### Data shown
──────────────────────────────
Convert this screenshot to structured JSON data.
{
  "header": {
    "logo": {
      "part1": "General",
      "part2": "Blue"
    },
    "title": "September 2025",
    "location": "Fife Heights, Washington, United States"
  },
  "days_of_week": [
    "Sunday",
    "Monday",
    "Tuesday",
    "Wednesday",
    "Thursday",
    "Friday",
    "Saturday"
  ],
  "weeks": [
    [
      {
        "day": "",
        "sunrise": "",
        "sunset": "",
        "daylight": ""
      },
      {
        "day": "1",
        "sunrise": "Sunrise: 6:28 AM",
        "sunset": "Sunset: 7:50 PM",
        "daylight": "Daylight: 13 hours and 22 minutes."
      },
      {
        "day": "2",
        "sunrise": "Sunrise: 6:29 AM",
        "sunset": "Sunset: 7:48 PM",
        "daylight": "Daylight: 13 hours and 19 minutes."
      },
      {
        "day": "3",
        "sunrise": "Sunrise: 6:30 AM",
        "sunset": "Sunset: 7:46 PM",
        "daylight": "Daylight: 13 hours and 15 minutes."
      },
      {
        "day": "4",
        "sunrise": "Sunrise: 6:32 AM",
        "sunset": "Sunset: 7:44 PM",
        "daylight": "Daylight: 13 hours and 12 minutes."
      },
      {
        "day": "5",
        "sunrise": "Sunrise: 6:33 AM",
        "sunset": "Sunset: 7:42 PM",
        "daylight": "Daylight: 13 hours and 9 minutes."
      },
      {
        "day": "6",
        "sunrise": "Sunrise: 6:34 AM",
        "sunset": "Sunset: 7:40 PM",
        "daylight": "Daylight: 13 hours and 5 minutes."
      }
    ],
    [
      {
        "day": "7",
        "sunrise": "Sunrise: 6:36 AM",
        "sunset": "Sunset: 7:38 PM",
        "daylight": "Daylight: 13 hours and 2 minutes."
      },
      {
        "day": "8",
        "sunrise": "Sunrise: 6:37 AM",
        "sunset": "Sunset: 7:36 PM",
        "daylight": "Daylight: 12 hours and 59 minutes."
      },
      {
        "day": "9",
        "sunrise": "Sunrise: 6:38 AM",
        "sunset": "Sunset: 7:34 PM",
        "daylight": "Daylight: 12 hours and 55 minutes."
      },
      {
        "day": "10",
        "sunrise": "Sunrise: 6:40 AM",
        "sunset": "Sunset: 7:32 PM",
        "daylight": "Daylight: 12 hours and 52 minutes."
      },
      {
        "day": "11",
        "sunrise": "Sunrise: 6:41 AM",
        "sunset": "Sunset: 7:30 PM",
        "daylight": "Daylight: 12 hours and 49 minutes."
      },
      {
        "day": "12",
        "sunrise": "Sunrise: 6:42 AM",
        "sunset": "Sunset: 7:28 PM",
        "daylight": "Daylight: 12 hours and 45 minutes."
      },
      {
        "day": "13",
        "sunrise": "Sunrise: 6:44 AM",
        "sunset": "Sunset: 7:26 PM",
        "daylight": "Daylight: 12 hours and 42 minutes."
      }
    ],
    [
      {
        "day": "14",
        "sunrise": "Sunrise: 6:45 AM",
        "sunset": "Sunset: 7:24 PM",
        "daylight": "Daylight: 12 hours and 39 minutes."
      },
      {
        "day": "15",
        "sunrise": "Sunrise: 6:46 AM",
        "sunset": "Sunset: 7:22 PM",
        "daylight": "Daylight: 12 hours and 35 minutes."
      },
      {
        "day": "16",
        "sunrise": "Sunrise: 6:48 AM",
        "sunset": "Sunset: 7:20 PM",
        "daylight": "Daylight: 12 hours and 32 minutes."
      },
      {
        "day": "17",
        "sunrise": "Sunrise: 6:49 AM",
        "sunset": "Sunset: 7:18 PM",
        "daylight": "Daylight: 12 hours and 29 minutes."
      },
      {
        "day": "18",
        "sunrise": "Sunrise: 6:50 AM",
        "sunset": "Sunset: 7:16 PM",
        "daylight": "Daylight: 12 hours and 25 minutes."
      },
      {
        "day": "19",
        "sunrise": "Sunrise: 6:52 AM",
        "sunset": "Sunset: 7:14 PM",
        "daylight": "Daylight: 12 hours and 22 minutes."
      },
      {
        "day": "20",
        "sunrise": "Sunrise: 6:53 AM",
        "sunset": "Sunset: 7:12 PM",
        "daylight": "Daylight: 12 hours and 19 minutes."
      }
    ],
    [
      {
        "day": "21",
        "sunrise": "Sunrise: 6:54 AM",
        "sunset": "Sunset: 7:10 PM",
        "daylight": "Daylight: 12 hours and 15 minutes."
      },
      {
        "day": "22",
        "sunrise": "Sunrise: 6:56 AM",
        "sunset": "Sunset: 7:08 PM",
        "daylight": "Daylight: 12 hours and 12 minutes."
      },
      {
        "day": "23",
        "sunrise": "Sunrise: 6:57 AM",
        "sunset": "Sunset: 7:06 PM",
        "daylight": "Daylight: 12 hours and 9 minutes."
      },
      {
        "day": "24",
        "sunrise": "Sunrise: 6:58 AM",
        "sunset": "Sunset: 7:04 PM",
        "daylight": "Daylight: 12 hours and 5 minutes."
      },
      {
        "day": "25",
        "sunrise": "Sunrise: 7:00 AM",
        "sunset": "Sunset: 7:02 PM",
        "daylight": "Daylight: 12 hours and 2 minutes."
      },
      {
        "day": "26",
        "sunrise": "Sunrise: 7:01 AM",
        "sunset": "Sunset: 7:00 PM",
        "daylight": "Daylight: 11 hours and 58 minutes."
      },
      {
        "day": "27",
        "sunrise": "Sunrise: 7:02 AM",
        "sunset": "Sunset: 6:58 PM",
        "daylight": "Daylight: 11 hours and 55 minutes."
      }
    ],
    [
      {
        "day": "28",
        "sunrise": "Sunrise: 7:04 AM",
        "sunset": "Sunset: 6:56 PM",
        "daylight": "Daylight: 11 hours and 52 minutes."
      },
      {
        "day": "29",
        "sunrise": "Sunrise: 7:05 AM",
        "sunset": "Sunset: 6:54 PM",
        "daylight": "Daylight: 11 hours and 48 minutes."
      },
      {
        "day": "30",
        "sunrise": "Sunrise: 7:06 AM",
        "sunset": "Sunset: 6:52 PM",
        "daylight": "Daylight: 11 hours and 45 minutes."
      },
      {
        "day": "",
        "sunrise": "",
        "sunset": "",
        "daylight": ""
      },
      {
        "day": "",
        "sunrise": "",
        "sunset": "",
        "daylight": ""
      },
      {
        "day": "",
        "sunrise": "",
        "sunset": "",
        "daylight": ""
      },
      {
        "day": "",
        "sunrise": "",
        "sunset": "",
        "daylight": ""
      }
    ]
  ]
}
──────────────────────────────
### Task requirements
Using the data above, return each line exactly as written.

### Complete output
Convert this screenshot to structured JSON data.
{
  "header": {
    "logo": {
      "part1": "General",
      "part2": "Blue"
    },
    "title": "September 2025",
    "location": "Fife Heights, Washington, United States"
  },
  "days_of_week": [
    "Sunday",
    "Monday",
    "Tuesday",
    "Wednesday",
    "Thursday",
    "Friday",
    "Saturday"
  ],
  "weeks": [
    [
      {
        "day": "",
        "sunrise": "",
        "sunset": "",
        "daylight": ""
      },
      {
        "day": "1",
        "sunrise": "Sunrise: 6:28 AM",
        "sunset": "Sunset: 7:50 PM",
        "daylight": "Daylight: 13 hours and 22 minutes."
      },
      {
        "day": "2",
        "sunrise": "Sunrise: 6:29 AM",
        "sunset": "Sunset: 7:48 PM",
        "daylight": "Daylight: 13 hours and 19 minutes."
      },
      {
        "day": "3",
        "sunrise": "Sunrise: 6:30 AM",
        "sunset": "Sunset: 7:46 PM",
        "daylight": "Daylight: 13 hours and 15 minutes."
      },
      {
        "day": "4",
        "sunrise": "Sunrise: 6:32 AM",
        "sunset": "Sunset: 7:44 PM",
        "daylight": "Daylight: 13 hours and 12 minutes."
      },
      {
        "day": "5",
        "sunrise": "Sunrise: 6:33 AM",
        "sunset": "Sunset: 7:42 PM",
        "daylight": "Daylight: 13 hours and 9 minutes."
      },
      {
        "day": "6",
        "sunrise": "Sunrise: 6:34 AM",
        "sunset": "Sunset: 7:40 PM",
        "daylight": "Daylight: 13 hours and 5 minutes."
      }
    ],
    [
      {
        "day": "7",
        "sunrise": "Sunrise: 6:36 AM",
        "sunset": "Sunset: 7:38 PM",
        "daylight": "Daylight: 13 hours and 2 minutes."
      },
      {
        "day": "8",
        "sunrise": "Sunrise: 6:37 AM",
        "sunset": "Sunset: 7:36 PM",
        "daylight": "Daylight: 12 hours and 59 minutes."
      },
      {
        "day": "9",
        "sunrise": "Sunrise: 6:38 AM",
        "sunset": "Sunset: 7:34 PM",
        "daylight": "Daylight: 12 hours and 55 minutes."
      },
      {
        "day": "10",
        "sunrise": "Sunrise: 6:40 AM",
        "sunset": "Sunset: 7:32 PM",
        "daylight": "Daylight: 12 hours and 52 minutes."
      },
      {
        "day": "11",
        "sunrise": "Sunrise: 6:41 AM",
        "sunset": "Sunset: 7:30 PM",
        "daylight": "Daylight: 12 hours and 49 minutes."
      },
      {
        "day": "12",
        "sunrise": "Sunrise: 6:42 AM",
        "sunset": "Sunset: 7:28 PM",
        "daylight": "Daylight: 12 hours and 45 minutes."
      },
      {
        "day": "13",
        "sunrise": "Sunrise: 6:44 AM",
        "sunset": "Sunset: 7:26 PM",
        "daylight": "Daylight: 12 hours and 42 minutes."
      }
    ],
    [
      {
        "day": "14",
        "sunrise": "Sunrise: 6:45 AM",
        "sunset": "Sunset: 7:24 PM",
        "daylight": "Daylight: 12 hours and 39 minutes."
      },
      {
        "day": "15",
        "sunrise": "Sunrise: 6:46 AM",
        "sunset": "Sunset: 7:22 PM",
        "daylight": "Daylight: 12 hours and 35 minutes."
      },
      {
        "day": "16",
        "sunrise": "Sunrise: 6:48 AM",
        "sunset": "Sunset: 7:20 PM",
        "daylight": "Daylight: 12 hours and 32 minutes."
      },
      {
        "day": "17",
        "sunrise": "Sunrise: 6:49 AM",
        "sunset": "Sunset: 7:18 PM",
        "daylight": "Daylight: 12 hours and 29 minutes."
      },
      {
        "day": "18",
        "sunrise": "Sunrise: 6:50 AM",
        "sunset": "Sunset: 7:16 PM",
        "daylight": "Daylight: 12 hours and 25 minutes."
      },
      {
        "day": "19",
        "sunrise": "Sunrise: 6:52 AM",
        "sunset": "Sunset: 7:14 PM",
        "daylight": "Daylight: 12 hours and 22 minutes."
      },
      {
        "day": "20",
        "sunrise": "Sunrise: 6:53 AM",
        "sunset": "Sunset: 7:12 PM",
        "daylight": "Daylight: 12 hours and 19 minutes."
      }
    ],
    [
      {
        "day": "21",
        "sunrise": "Sunrise: 6:54 AM",
        "sunset": "Sunset: 7:10 PM",
        "daylight": "Daylight: 12 hours and 15 minutes."
      },
      {
        "day": "22",
        "sunrise": "Sunrise: 6:56 AM",
        "sunset": "Sunset: 7:08 PM",
        "daylight": "Daylight: 12 hours and 12 minutes."
      },
      {
        "day": "23",
        "sunrise": "Sunrise: 6:57 AM",
        "sunset": "Sunset: 7:06 PM",
        "daylight": "Daylight: 12 hours and 9 minutes."
      },
      {
        "day": "24",
        "sunrise": "Sunrise: 6:58 AM",
        "sunset": "Sunset: 7:04 PM",
        "daylight": "Daylight: 12 hours and 5 minutes."
      },
      {
        "day": "25",
        "sunrise": "Sunrise: 7:00 AM",
        "sunset": "Sunset: 7:02 PM",
        "daylight": "Daylight: 12 hours and 2 minutes."
      },
      {
        "day": "26",
        "sunrise": "Sunrise: 7:01 AM",
        "sunset": "Sunset: 7:00 PM",
        "daylight": "Daylight: 11 hours and 58 minutes."
      },
      {
        "day": "27",
        "sunrise": "Sunrise: 7:02 AM",
        "sunset": "Sunset: 6:58 PM",
        "daylight": "Daylight: 11 hours and 55 minutes."
      }
    ],
    [
      {
        "day": "28",
        "sunrise": "Sunrise: 7:04 AM",
        "sunset": "Sunset: 6:56 PM",
        "daylight": "Daylight: 11 hours and 52 minutes."
      },
      {
        "day": "29",
        "sunrise": "Sunrise: 7:05 AM",
        "sunset": "Sunset: 6:54 PM",
        "daylight": "Daylight: 11 hours and 48 minutes."
      },
      {
        "day": "30",
        "sunrise": "Sunrise: 7:06 AM",
        "sunset": "Sunset: 6:52 PM",
        "daylight": "Daylight: 11 hours and 45 minutes."
      },
      {
        "day": "",
        "sunrise": "",
        "sunset": "",
        "daylight": ""
      },
      {
        "day": "",
        "sunrise": "",
        "sunset": "",
        "daylight": ""
      },
      {
        "day": "",
        "sunrise": "",
        "sunset": "",
        "daylight": ""
      },
      {
        "day": "",
        "sunrise": "",
        "sunset": "",
        "daylight": ""
      }
    ]
  ]
}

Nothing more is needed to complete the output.